---- Records
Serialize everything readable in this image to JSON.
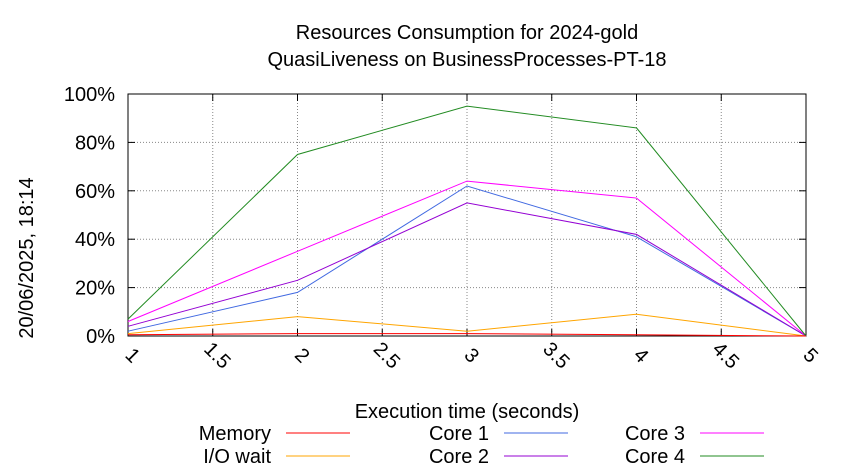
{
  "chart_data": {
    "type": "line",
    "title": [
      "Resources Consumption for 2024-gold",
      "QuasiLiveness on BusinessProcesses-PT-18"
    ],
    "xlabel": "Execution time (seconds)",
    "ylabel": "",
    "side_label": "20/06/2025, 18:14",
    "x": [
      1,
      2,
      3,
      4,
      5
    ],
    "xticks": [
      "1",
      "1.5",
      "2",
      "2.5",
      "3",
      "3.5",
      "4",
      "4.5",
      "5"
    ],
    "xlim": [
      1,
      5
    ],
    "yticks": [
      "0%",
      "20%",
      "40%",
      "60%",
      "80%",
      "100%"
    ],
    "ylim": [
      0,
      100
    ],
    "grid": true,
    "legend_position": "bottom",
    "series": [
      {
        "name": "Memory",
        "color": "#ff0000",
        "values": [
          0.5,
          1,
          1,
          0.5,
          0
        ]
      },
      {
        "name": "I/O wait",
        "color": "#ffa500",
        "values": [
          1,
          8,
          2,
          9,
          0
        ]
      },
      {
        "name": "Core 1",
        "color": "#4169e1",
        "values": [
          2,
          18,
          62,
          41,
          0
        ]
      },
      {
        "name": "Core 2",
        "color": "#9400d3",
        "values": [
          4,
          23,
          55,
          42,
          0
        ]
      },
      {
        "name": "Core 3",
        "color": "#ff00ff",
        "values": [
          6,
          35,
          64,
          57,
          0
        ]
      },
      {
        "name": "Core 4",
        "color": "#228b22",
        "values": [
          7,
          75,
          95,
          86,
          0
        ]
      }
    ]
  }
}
--------
The request:
What is the number of lines in these records that contain "Core"? Reply with the number only.

Task output:
4